> _SUPPLIED RECORDS_

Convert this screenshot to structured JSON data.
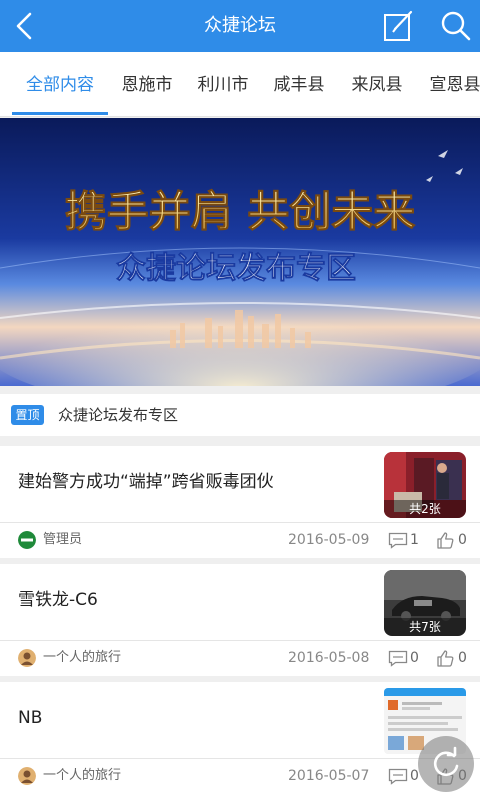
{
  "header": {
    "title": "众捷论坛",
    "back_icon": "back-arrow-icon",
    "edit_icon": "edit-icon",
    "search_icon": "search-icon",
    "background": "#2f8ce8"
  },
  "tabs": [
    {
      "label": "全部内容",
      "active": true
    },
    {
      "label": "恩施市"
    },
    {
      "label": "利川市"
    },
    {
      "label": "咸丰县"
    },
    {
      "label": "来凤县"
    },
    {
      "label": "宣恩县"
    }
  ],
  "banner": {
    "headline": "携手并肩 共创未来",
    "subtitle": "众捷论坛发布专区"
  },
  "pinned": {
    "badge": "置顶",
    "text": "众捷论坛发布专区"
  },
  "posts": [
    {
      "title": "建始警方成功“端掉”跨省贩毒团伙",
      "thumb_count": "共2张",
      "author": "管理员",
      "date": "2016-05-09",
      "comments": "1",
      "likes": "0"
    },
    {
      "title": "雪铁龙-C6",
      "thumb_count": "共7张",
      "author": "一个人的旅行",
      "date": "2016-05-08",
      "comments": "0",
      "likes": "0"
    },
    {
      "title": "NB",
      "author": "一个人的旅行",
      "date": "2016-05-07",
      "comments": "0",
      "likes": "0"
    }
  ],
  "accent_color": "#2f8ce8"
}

* * *

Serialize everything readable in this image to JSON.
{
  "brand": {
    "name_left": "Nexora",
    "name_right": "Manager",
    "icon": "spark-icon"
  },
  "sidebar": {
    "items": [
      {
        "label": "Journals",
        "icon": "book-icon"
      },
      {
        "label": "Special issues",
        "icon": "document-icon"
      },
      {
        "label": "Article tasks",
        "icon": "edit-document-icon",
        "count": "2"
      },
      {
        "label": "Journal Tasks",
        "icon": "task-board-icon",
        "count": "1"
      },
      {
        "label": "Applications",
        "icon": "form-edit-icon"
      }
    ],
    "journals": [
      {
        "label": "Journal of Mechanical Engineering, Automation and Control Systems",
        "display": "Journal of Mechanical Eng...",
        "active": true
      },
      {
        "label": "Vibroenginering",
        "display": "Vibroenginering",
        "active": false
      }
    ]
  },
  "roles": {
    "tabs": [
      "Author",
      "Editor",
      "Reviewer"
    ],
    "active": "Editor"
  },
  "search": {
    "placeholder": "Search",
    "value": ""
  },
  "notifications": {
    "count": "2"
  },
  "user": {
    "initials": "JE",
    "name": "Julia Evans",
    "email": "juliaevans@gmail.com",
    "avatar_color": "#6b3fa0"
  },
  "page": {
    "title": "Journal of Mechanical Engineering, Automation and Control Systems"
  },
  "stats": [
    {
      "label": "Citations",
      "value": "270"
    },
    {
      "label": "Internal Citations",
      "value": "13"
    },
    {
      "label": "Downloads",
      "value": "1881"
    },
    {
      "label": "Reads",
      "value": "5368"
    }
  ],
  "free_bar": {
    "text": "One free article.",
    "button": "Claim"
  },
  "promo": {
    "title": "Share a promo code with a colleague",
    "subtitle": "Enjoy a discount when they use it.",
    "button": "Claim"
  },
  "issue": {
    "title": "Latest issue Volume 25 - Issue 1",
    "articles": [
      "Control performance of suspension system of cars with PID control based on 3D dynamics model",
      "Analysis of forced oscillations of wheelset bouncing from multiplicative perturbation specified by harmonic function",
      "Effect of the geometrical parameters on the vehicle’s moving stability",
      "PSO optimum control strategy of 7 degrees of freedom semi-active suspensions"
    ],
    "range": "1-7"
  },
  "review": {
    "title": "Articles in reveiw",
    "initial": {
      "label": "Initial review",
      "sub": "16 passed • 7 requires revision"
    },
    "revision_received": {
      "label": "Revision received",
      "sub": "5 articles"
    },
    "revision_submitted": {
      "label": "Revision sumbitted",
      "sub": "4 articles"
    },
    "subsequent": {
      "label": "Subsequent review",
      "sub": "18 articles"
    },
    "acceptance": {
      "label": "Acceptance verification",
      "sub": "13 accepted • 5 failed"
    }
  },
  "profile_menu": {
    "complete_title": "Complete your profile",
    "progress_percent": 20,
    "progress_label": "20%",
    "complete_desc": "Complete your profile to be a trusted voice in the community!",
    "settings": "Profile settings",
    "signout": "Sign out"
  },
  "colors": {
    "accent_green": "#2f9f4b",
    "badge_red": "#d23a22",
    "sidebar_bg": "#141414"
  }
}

> _STATED GOAL_
For each line of the listing that holds the word "value", show that line.

> _ANSWER BELOW_
    "value": ""
      "value": "270"
      "value": "13"
      "value": "1881"
      "value": "5368"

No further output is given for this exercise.